→ **What to produce**:
All lines holding the string "title" are to be shown.

→ **Input rows**:
===============

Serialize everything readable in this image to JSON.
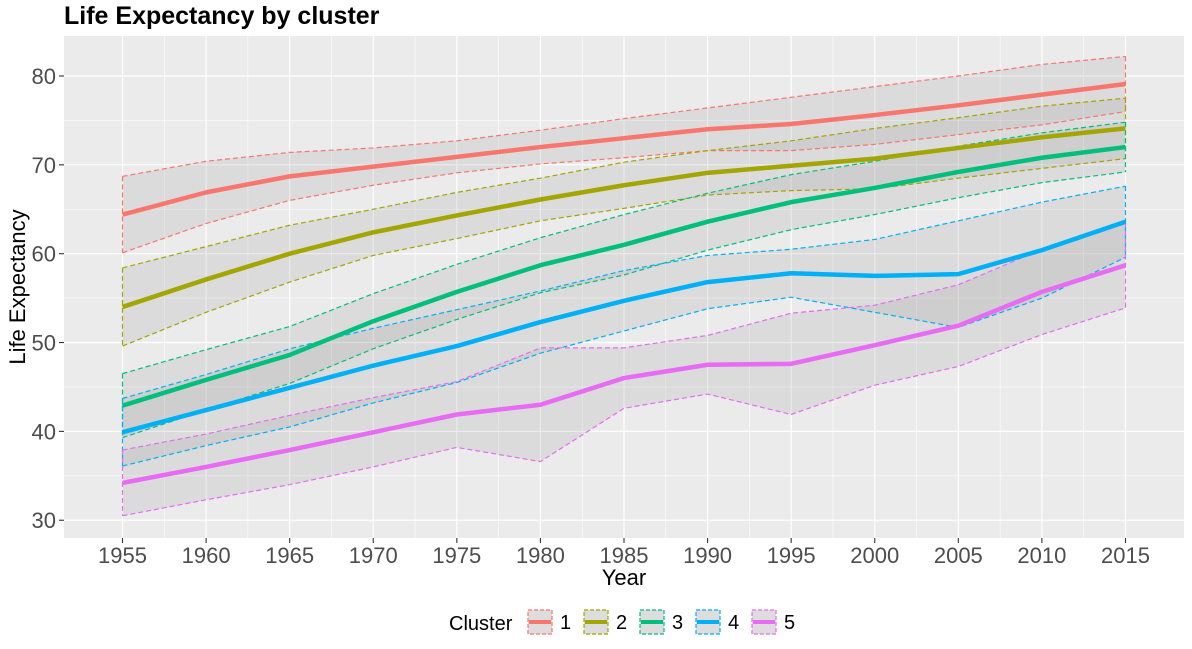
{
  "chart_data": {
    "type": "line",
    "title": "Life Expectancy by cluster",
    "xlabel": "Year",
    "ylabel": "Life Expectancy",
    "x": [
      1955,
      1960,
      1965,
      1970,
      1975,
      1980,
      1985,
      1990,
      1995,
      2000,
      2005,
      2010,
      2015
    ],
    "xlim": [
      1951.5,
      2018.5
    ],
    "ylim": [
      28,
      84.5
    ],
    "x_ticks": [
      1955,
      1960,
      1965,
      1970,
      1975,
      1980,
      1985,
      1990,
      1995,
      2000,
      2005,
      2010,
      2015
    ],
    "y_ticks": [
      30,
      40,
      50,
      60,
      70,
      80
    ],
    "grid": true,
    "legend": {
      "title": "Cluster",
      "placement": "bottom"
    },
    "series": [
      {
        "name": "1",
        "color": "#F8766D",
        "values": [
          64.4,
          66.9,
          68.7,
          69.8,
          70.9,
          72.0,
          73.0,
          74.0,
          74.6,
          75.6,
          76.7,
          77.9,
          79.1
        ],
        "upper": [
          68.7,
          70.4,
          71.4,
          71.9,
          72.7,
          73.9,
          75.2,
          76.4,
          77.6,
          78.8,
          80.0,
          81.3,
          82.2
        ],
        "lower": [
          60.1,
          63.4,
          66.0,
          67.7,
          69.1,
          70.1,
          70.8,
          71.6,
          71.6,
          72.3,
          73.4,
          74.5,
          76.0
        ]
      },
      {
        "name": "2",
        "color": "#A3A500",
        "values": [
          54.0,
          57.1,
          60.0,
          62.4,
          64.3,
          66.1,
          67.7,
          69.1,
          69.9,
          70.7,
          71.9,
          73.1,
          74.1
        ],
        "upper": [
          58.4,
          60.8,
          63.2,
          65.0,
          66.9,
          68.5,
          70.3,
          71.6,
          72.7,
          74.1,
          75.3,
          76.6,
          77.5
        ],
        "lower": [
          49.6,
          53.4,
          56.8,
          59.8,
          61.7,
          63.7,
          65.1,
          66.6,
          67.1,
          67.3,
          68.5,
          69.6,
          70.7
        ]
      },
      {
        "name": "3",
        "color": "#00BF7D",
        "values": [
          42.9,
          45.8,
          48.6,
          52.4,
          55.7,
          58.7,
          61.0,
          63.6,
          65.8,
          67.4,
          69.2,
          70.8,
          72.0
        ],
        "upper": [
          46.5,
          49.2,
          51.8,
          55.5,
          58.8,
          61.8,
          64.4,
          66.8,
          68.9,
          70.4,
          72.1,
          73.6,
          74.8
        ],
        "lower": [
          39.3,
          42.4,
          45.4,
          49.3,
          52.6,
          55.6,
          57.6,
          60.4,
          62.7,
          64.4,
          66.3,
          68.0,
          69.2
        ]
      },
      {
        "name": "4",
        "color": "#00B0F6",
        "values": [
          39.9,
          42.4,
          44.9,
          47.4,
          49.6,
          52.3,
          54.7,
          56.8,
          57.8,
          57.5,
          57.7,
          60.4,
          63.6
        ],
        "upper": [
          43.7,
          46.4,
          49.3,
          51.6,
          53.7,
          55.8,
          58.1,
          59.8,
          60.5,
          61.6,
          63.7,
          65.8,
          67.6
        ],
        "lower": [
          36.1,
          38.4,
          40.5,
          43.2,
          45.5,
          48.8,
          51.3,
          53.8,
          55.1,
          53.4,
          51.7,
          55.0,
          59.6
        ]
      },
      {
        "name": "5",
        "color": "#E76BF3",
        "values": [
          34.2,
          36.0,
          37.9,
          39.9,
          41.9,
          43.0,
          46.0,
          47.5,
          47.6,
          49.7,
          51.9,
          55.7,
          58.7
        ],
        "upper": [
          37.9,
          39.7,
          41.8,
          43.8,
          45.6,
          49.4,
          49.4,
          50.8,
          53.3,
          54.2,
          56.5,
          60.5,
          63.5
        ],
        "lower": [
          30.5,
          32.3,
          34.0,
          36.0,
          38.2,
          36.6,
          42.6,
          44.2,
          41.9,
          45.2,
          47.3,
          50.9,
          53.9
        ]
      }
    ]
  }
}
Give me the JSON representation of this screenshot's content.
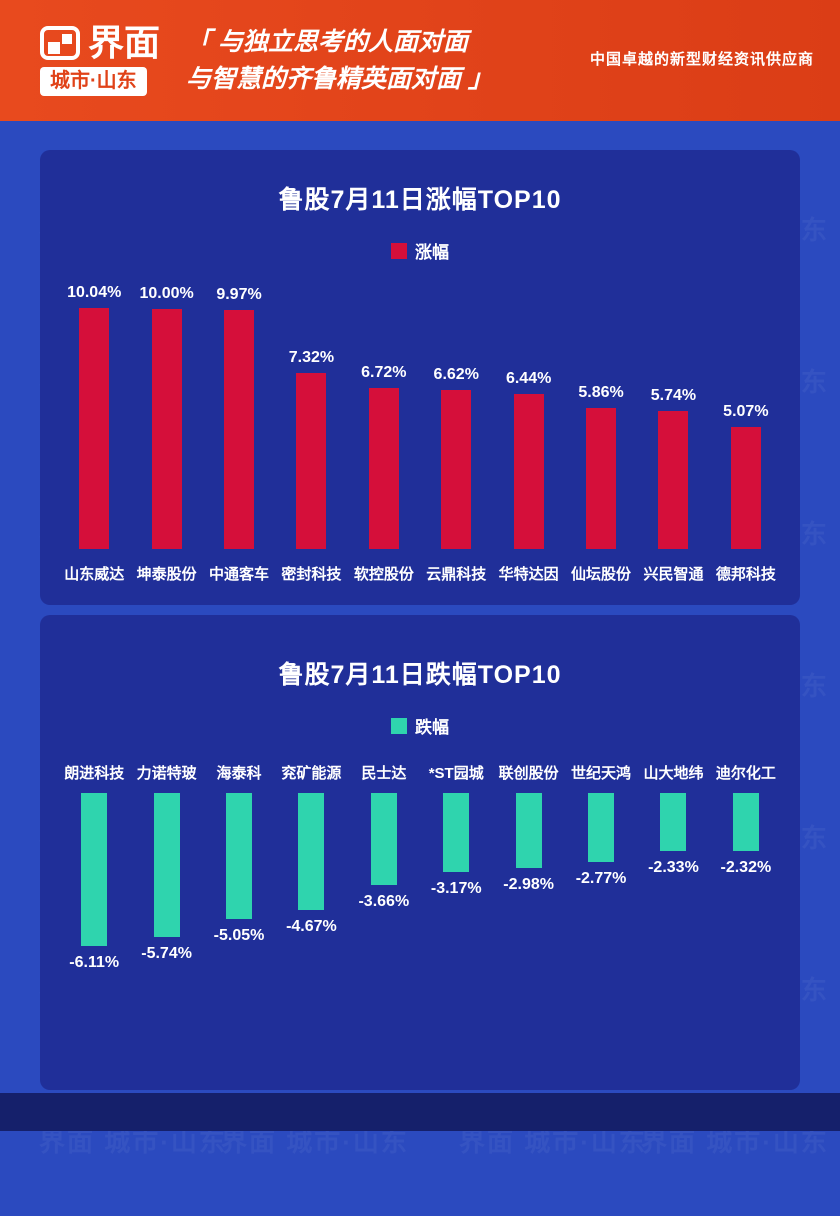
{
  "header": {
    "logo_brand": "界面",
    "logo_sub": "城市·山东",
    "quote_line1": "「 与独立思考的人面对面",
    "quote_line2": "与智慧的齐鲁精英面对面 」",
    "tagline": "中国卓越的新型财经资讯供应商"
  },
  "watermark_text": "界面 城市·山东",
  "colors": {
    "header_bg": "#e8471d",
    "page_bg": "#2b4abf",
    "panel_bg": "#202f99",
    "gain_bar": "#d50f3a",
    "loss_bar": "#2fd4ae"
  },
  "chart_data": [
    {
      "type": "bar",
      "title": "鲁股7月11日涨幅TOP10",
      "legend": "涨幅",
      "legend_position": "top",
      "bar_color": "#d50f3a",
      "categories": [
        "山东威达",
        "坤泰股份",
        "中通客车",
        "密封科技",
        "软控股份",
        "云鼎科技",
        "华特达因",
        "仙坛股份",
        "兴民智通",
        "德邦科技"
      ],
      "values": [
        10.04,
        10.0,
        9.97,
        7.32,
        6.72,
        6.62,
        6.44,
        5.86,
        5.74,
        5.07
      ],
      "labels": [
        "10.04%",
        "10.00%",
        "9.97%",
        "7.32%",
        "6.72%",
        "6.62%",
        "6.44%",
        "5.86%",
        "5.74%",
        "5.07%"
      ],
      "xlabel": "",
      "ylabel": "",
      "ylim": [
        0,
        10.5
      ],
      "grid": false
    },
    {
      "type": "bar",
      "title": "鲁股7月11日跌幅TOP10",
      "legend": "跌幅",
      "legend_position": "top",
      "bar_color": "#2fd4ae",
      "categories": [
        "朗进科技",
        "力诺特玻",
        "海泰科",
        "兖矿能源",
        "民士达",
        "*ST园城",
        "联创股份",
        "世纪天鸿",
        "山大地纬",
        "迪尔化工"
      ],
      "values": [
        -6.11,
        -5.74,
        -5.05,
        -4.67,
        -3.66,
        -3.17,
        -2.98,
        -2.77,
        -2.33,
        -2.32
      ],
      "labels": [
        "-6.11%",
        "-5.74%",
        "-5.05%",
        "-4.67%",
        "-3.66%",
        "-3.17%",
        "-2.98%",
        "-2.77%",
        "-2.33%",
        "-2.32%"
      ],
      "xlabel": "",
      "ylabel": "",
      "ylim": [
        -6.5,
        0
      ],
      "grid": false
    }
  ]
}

===============

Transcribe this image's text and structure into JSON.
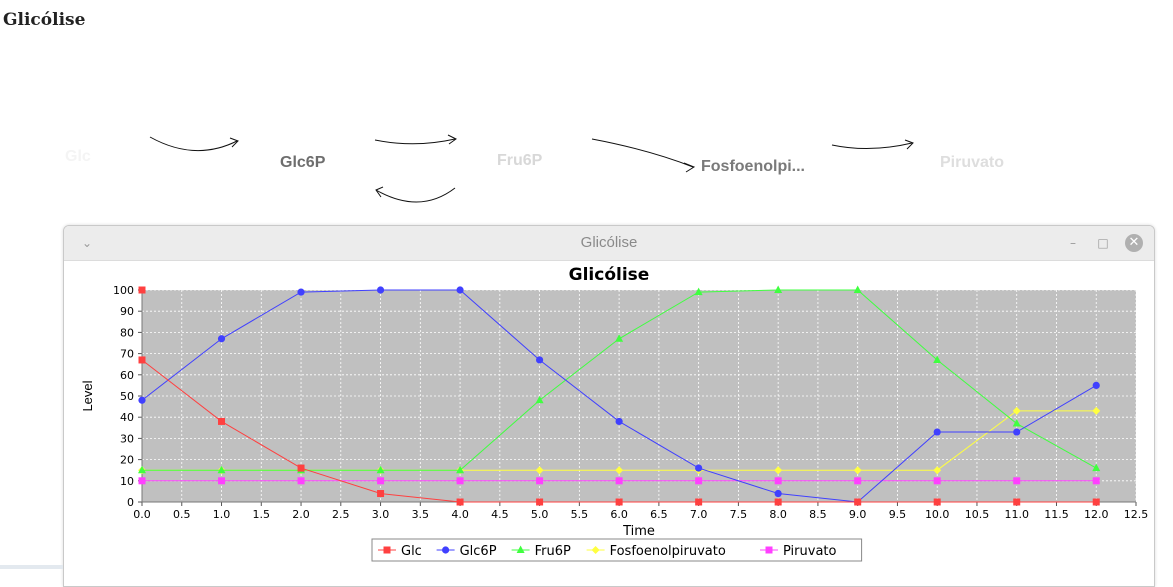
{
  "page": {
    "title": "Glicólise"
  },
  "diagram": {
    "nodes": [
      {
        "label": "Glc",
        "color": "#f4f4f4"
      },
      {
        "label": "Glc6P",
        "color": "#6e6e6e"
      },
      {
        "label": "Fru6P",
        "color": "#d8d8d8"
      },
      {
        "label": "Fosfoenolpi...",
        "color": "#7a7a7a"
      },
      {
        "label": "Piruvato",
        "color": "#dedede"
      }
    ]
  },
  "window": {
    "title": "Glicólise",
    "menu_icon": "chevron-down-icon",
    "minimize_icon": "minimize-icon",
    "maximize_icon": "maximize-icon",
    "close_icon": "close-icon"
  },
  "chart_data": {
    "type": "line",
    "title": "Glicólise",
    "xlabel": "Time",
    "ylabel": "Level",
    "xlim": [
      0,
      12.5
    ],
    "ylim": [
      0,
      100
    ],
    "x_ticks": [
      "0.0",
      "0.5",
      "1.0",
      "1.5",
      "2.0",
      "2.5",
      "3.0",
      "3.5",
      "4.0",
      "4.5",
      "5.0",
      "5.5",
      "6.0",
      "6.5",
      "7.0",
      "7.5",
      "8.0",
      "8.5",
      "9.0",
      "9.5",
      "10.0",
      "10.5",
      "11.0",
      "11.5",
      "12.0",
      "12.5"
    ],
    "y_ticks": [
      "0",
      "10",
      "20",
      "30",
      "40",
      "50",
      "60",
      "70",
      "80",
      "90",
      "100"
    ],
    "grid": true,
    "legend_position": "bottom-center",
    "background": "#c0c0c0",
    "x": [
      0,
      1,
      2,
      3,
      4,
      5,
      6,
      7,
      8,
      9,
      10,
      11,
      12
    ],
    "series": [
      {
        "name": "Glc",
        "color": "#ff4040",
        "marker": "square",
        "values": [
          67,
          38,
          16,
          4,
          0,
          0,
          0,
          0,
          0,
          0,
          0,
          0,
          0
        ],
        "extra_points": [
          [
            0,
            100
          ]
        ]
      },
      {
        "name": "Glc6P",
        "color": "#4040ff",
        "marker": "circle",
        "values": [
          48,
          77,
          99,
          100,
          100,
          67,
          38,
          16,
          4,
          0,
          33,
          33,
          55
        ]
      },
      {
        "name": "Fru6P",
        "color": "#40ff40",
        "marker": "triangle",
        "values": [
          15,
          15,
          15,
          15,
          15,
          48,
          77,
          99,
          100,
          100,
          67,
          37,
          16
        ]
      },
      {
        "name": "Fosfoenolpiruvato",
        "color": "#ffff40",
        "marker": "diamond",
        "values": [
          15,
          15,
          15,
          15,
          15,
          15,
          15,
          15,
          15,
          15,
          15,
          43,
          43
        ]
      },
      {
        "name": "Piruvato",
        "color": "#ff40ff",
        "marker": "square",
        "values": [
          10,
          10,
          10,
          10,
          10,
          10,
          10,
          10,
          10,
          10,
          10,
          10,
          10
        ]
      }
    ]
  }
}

===============

→ **Reply to the exercise**:
    "title": "Life Expectancy by cluster",
      "title": "Cluster",
      "title": "鲁股7月11日涨幅TOP10",
      "title": "鲁股7月11日跌幅TOP10",
    "title": "Glicólise"
    "title": "Glicólise",
    "title": "Glicólise",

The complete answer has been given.